-- Start of TASK MATERIAL --
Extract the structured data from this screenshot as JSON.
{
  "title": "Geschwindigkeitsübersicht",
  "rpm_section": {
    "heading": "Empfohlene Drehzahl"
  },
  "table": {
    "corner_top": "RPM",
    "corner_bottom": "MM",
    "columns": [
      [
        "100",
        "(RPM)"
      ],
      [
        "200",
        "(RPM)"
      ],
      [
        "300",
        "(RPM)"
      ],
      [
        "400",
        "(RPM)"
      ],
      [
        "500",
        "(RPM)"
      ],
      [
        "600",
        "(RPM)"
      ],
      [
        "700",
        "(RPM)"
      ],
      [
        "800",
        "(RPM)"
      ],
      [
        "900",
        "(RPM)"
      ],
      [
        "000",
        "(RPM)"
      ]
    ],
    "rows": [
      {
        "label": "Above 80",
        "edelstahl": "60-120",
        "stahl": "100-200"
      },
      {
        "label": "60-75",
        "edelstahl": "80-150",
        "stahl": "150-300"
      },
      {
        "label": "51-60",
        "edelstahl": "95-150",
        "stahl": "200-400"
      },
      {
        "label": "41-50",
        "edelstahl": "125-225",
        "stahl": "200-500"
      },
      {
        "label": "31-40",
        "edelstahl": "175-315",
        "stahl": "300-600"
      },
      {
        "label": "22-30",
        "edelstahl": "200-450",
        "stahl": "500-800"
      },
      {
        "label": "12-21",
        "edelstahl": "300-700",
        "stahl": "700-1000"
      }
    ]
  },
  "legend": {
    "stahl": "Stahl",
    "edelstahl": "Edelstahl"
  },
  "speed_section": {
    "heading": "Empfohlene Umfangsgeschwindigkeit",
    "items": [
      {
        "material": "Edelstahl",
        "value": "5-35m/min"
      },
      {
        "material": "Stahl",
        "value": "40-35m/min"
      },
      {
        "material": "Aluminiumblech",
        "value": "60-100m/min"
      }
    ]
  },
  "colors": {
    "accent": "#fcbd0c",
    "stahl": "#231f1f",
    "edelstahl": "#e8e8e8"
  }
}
-- End of TASK MATERIAL --
→ **GIVEN INSTRUCTION**: Reproduce the entire listing word for word.

→ **OUTPUT OF THE TASK**:
Extract the structured data from this screenshot as JSON.
{
  "title": "Geschwindigkeitsübersicht",
  "rpm_section": {
    "heading": "Empfohlene Drehzahl"
  },
  "table": {
    "corner_top": "RPM",
    "corner_bottom": "MM",
    "columns": [
      [
        "100",
        "(RPM)"
      ],
      [
        "200",
        "(RPM)"
      ],
      [
        "300",
        "(RPM)"
      ],
      [
        "400",
        "(RPM)"
      ],
      [
        "500",
        "(RPM)"
      ],
      [
        "600",
        "(RPM)"
      ],
      [
        "700",
        "(RPM)"
      ],
      [
        "800",
        "(RPM)"
      ],
      [
        "900",
        "(RPM)"
      ],
      [
        "000",
        "(RPM)"
      ]
    ],
    "rows": [
      {
        "label": "Above 80",
        "edelstahl": "60-120",
        "stahl": "100-200"
      },
      {
        "label": "60-75",
        "edelstahl": "80-150",
        "stahl": "150-300"
      },
      {
        "label": "51-60",
        "edelstahl": "95-150",
        "stahl": "200-400"
      },
      {
        "label": "41-50",
        "edelstahl": "125-225",
        "stahl": "200-500"
      },
      {
        "label": "31-40",
        "edelstahl": "175-315",
        "stahl": "300-600"
      },
      {
        "label": "22-30",
        "edelstahl": "200-450",
        "stahl": "500-800"
      },
      {
        "label": "12-21",
        "edelstahl": "300-700",
        "stahl": "700-1000"
      }
    ]
  },
  "legend": {
    "stahl": "Stahl",
    "edelstahl": "Edelstahl"
  },
  "speed_section": {
    "heading": "Empfohlene Umfangsgeschwindigkeit",
    "items": [
      {
        "material": "Edelstahl",
        "value": "5-35m/min"
      },
      {
        "material": "Stahl",
        "value": "40-35m/min"
      },
      {
        "material": "Aluminiumblech",
        "value": "60-100m/min"
      }
    ]
  },
  "colors": {
    "accent": "#fcbd0c",
    "stahl": "#231f1f",
    "edelstahl": "#e8e8e8"
  }
}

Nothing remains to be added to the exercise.